文本节选 –
从EncoderDecoder到Transformer

• Encoder-Decoder
  • 横向分析
  • 纵向分析
• Sequence-to-Sequence
  • Example
• Attention
  • Attention In Bahdanau et al., 2015
  • Attention or Memory
  • Attention Family
    • Attention分类
    • Self-Attention
    • Soft vs Hard Attention
    • Global vs. Local Attention
• NMT
  • 读写操作
  • Attention机制
    • Content-based addressing
    • Interpolation
    • Location-based addressing
• Transformer
  • Key, Value and Query
  • Multi-Head Self-Attention
  • Encoder
  • Decoder
  • 整个Transformer结构
• Referrence

[TOC]

可能显示有点问题，可查看pdf：https://github.com/Narcissuscyn/Algorithm/blob/master/from_encoder_decoder_to_transformer.pdf

Encoder-Decoder

在Quara上有一个问题：https://www.quora.com/What-is-an-Encoder-Decoder-in-Deep-Learning，其中Rohan Saxena的回答我觉得挺好理解的，从横向和纵向两个方向来解释这个问题。

横向分析

首先说了特征表示在机器学习里面的重要性，从早期的手工特征（如HOG）到现在使用神经网络进行特征学习(The first few layers of a neural network extract features from the data, or in other words map raw inputs to efficient feature representations. The next few layers (typically fully connected layers) mix and match and combine these features to produce an output.)，都是为了得到好的特征表达。

而一些网络结构被设计用来提取有效的特征表达：

They use an encoder network to map raw inputs to feature representations, and a decoder network to take this feature representation as input, process it to make its decision, and produce an output. This is called an encoder-decoder network.

encoder和decoder是可以分开使用的，但是常常被结合使用以取得好的效果。

纵向分析

CNN Encoder-Decoder

In a CNN, an encoder-decoder network typically looks like this (a CNN encoder and a CNN decoder):

Image credits

This is a network to perform semantic segmentation of an image. The left half of the network maps raw image pixels to a rich representation of a collection of feature vectors. The right half of the network takes these features, produces an output and maps the output back into the “raw” format (in this case, image pixels).

RNN Encoder-Decoder

In an RNN, an encoder-decoder network typically looks like this (an RNN encoder and an RNN decoder):

This is a network to predict responses for incoming emails. The left half of the network encodes the email into a feature vector, and the right half of the network decodes the feature vector to produce word predictions.

**Mixed Style Encoder-Decoder **

Note that it is not necessary to use just CNN or just RNN for encoder and decoder. We can mix and match and use a CNN encoder with RNN decoder, or vice versa; any combination can be used which is suitable for the given task.

An example from a paper I recently implemented from scratch, Text-guided Attention Model for Image Captioning (T-ATT):

Look at the parts I have highlighted in red. The STV refers to Skip-Thought Vectors. STV in itself is an encoder-decoder architecture.

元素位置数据
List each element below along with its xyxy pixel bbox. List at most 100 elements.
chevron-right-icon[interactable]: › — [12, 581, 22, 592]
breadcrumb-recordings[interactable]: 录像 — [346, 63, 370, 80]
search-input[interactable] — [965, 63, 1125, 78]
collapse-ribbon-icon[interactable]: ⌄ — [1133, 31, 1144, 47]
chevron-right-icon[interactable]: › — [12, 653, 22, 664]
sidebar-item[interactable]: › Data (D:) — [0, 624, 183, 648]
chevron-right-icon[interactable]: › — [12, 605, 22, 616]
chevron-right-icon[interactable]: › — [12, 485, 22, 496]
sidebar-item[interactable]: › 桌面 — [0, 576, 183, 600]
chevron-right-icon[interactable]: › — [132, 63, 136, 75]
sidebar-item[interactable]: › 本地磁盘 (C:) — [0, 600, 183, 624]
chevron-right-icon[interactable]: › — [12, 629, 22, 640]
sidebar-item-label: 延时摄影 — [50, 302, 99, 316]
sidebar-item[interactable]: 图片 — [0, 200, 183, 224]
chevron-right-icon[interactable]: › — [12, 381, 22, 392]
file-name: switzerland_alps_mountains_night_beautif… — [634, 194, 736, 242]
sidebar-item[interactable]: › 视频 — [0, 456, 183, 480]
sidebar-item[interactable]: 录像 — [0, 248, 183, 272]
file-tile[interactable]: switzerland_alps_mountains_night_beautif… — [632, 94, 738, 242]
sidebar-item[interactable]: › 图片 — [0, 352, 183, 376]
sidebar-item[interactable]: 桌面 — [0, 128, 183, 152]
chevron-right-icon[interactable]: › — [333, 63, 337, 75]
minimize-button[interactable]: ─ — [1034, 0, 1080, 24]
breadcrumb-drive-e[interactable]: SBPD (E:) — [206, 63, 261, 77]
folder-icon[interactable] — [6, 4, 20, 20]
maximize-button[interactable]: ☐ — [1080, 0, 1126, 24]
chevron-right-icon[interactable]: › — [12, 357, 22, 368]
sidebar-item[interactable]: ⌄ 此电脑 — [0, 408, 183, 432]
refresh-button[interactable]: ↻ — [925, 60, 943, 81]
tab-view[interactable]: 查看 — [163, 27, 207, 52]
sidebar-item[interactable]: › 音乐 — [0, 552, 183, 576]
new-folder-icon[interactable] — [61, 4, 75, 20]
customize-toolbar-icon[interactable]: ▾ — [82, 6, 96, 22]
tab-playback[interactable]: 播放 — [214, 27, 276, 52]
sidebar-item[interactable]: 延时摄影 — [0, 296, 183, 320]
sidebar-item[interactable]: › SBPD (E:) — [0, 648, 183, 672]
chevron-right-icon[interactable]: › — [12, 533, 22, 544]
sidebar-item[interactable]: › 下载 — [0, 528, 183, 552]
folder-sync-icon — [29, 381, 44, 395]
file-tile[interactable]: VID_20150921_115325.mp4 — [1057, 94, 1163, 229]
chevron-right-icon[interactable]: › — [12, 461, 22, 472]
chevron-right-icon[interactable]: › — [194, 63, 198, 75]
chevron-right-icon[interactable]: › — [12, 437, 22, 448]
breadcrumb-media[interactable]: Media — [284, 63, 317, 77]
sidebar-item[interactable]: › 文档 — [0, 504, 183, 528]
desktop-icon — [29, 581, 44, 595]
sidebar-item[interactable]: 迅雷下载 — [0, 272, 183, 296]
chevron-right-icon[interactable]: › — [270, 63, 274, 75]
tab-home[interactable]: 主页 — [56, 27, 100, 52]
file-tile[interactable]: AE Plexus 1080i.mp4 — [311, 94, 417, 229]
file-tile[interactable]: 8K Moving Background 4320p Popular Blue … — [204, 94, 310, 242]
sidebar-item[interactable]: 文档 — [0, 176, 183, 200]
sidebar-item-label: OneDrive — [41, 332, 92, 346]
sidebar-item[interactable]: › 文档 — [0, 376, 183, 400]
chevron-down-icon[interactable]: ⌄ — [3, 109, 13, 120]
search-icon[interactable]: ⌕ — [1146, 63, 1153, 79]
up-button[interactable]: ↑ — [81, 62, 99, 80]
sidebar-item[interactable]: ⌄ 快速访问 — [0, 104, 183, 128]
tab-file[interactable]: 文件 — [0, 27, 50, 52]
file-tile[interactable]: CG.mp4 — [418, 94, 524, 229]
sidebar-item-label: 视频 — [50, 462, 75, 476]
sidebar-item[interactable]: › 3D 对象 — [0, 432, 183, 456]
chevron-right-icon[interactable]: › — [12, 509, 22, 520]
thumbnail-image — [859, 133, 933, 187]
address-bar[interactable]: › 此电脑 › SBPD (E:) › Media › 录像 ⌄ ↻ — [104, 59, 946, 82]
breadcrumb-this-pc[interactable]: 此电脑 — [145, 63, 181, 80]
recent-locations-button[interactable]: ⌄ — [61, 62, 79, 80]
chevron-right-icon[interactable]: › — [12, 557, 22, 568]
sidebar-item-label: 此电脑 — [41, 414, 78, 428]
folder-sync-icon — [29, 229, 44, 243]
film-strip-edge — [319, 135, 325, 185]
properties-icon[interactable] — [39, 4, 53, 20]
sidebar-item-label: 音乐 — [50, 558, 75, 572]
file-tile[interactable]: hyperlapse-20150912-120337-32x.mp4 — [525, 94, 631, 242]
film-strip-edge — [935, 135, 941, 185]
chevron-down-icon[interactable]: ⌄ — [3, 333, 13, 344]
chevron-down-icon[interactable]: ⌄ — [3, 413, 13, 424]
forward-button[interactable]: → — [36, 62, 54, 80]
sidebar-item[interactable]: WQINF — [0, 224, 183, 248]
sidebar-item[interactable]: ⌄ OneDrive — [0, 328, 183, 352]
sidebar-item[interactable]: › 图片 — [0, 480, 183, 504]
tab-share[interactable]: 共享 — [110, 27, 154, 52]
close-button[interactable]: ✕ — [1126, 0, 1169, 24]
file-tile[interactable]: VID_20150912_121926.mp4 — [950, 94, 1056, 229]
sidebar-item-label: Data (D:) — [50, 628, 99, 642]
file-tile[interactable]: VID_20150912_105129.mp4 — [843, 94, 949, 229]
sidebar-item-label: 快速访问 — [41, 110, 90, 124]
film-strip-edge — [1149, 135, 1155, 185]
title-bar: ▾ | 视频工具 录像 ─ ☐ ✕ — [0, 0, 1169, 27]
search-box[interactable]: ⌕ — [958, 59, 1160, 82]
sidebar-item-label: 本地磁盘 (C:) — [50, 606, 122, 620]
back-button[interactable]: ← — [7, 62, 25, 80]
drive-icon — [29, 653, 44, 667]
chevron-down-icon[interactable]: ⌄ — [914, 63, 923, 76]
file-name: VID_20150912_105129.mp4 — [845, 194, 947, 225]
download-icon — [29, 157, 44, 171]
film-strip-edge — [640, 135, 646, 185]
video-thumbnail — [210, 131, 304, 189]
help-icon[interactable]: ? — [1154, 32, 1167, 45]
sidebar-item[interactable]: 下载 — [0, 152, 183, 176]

任务说明 – 将文本节选中从“CNN Encoder-Decoder”起直至“case, image pixels).”为止的全部文字逐字抄录下来。 上述各行与本练习无关。

参考答案 –
CNN Encoder-Decoder

In a CNN, an encoder-decoder network typically looks like this (a CNN encoder and a CNN decoder):

Image credits

This is a network to perform semantic segmentation of an image. The left half of the network maps raw image pixels to a rich representation of a collection of feature vectors. The right half of the network takes these features, produces an output and maps the output back into the “raw” format (in this case, image pixels).